§ **Stated exercise**: Make an exact copy of all the entries, but do not reproduce the pictures.

§ **Material shown**:
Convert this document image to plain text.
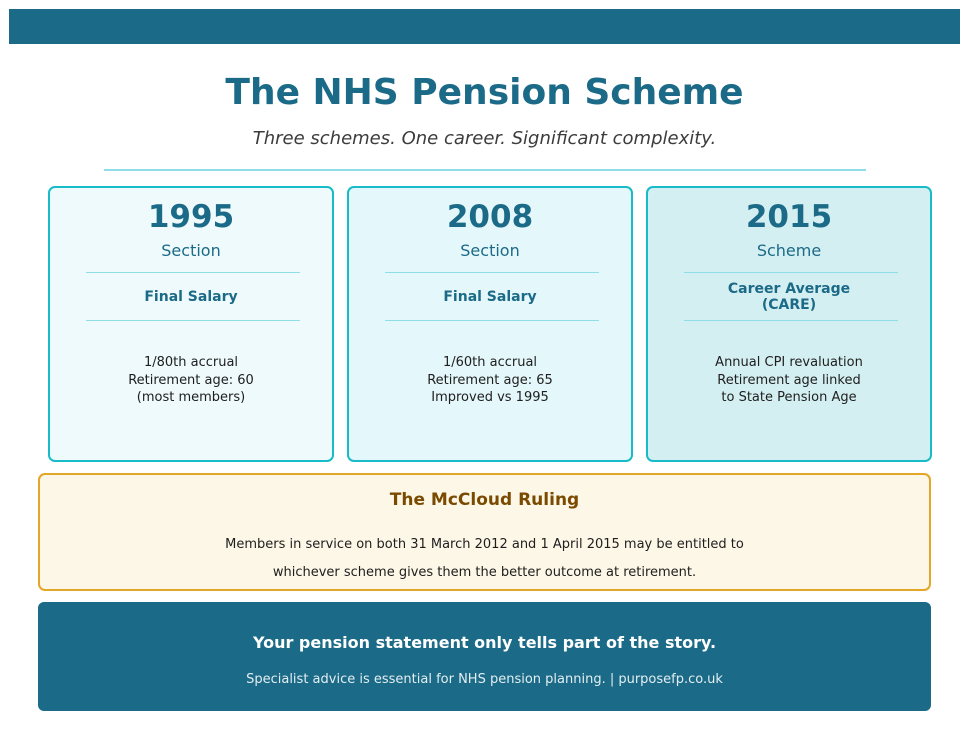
The NHS Pension Scheme
Three schemes. One career. Significant complexity.
1995
Section
Final Salary
1/80th accrual
Retirement age: 60
(most members)
2008
Section
Final Salary
1/60th accrual
Retirement age: 65
Improved vs 1995
2015
Scheme
Career Average (CARE)
Annual CPI revaluation
Retirement age linked
to State Pension Age
The McCloud Ruling
Members in service on both 31 March 2012 and 1 April 2015 may be entitled to
whichever scheme gives them the better outcome at retirement.
Your pension statement only tells part of the story.
Specialist advice is essential for NHS pension planning. | purposefp.co.uk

§ **Solution**:
Convert this document image to plain text.
The NHS Pension Scheme
Three schemes. One career. Significant complexity.
1995
Section
Final Salary
1/80th accrual
Retirement age: 60
(most members)
2008
Section
Final Salary
1/60th accrual
Retirement age: 65
Improved vs 1995
2015
Scheme
Career Average (CARE)
Annual CPI revaluation
Retirement age linked
to State Pension Age
The McCloud Ruling
Members in service on both 31 March 2012 and 1 April 2015 may be entitled to
whichever scheme gives them the better outcome at retirement.
Your pension statement only tells part of the story.
Specialist advice is essential for NHS pension planning. | purposefp.co.uk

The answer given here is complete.